(Extracted data entries)
-------------------------

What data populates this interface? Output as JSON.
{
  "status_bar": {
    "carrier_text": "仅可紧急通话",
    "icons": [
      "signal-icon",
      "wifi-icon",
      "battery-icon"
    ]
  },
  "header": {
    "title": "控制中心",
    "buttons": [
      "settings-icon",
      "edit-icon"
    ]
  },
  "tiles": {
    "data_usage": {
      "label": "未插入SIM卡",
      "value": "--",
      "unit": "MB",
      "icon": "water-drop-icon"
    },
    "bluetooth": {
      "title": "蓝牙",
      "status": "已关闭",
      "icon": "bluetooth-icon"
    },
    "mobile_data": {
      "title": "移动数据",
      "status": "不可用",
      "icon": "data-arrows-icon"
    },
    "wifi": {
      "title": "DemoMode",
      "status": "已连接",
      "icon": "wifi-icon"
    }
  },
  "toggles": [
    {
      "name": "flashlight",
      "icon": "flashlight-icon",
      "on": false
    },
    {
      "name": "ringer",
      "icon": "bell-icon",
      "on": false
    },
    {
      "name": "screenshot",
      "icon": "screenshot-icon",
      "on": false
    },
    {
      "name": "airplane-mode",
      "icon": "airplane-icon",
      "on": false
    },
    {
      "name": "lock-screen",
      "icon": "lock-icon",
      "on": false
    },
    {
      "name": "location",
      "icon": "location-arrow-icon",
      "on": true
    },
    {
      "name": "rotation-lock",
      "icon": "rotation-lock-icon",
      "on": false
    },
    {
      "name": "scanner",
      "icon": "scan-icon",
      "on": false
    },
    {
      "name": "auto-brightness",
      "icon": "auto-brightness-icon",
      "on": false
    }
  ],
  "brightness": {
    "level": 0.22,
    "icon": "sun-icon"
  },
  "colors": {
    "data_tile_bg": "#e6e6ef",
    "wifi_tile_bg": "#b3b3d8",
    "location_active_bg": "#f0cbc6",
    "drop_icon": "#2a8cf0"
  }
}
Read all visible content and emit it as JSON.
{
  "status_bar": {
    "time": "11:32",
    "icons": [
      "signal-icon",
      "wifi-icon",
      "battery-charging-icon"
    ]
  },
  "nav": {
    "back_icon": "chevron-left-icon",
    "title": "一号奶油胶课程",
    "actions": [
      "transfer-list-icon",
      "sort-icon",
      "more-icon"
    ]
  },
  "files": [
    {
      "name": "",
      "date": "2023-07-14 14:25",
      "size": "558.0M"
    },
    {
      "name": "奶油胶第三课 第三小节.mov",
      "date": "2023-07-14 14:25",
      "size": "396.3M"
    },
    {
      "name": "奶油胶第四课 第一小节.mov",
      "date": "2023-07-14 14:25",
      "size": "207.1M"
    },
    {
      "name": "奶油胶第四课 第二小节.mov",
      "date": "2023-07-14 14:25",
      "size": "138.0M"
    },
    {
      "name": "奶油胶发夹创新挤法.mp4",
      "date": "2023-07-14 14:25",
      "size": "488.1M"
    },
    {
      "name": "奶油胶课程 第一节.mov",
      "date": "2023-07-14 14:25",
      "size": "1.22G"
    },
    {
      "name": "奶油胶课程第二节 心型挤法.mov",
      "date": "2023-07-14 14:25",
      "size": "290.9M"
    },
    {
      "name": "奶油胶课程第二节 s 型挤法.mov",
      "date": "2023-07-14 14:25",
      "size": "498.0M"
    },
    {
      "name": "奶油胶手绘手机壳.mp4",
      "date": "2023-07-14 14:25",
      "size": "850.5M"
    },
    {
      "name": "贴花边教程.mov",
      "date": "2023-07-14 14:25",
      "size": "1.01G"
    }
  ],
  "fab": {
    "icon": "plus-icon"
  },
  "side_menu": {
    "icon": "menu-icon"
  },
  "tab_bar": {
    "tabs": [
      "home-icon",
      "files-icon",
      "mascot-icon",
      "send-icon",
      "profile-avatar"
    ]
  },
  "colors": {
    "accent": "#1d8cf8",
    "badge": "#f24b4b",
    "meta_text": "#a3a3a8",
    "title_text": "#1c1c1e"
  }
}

-------------------------

Using the listing above, pull out all lines that hold the word "auto".

### Full answer
      "name": "auto-brightness",
      "icon": "auto-brightness-icon",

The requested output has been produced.